**EXERCISE DIRECTIONS:**
Copy out each line exactly as it appears.
☆ ☆ ☆ ☆
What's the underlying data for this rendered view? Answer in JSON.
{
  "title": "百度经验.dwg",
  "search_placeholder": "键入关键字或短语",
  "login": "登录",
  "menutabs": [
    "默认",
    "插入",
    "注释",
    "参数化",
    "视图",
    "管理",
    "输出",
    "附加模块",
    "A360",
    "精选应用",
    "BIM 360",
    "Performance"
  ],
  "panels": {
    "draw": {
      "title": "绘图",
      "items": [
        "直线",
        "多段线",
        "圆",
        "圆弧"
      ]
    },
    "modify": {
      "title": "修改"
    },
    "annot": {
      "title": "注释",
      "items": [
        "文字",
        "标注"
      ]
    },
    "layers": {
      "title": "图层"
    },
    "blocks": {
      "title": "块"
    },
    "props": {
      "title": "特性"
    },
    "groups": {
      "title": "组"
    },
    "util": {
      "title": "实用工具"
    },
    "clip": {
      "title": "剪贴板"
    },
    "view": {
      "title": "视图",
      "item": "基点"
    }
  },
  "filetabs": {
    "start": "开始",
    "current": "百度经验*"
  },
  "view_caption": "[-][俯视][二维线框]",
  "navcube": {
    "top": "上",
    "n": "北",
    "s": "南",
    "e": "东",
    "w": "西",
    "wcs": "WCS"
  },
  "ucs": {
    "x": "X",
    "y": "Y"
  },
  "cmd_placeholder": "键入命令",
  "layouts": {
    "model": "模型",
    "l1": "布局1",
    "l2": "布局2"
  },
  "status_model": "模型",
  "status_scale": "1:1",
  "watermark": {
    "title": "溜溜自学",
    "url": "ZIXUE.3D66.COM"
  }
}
☆ ☆ ☆ ☆
**ANSWER FOR THIS EXERCISE:**
What's the underlying data for this rendered view? Answer in JSON.
{
  "title": "百度经验.dwg",
  "search_placeholder": "键入关键字或短语",
  "login": "登录",
  "menutabs": [
    "默认",
    "插入",
    "注释",
    "参数化",
    "视图",
    "管理",
    "输出",
    "附加模块",
    "A360",
    "精选应用",
    "BIM 360",
    "Performance"
  ],
  "panels": {
    "draw": {
      "title": "绘图",
      "items": [
        "直线",
        "多段线",
        "圆",
        "圆弧"
      ]
    },
    "modify": {
      "title": "修改"
    },
    "annot": {
      "title": "注释",
      "items": [
        "文字",
        "标注"
      ]
    },
    "layers": {
      "title": "图层"
    },
    "blocks": {
      "title": "块"
    },
    "props": {
      "title": "特性"
    },
    "groups": {
      "title": "组"
    },
    "util": {
      "title": "实用工具"
    },
    "clip": {
      "title": "剪贴板"
    },
    "view": {
      "title": "视图",
      "item": "基点"
    }
  },
  "filetabs": {
    "start": "开始",
    "current": "百度经验*"
  },
  "view_caption": "[-][俯视][二维线框]",
  "navcube": {
    "top": "上",
    "n": "北",
    "s": "南",
    "e": "东",
    "w": "西",
    "wcs": "WCS"
  },
  "ucs": {
    "x": "X",
    "y": "Y"
  },
  "cmd_placeholder": "键入命令",
  "layouts": {
    "model": "模型",
    "l1": "布局1",
    "l2": "布局2"
  },
  "status_model": "模型",
  "status_scale": "1:1",
  "watermark": {
    "title": "溜溜自学",
    "url": "ZIXUE.3D66.COM"
  }
}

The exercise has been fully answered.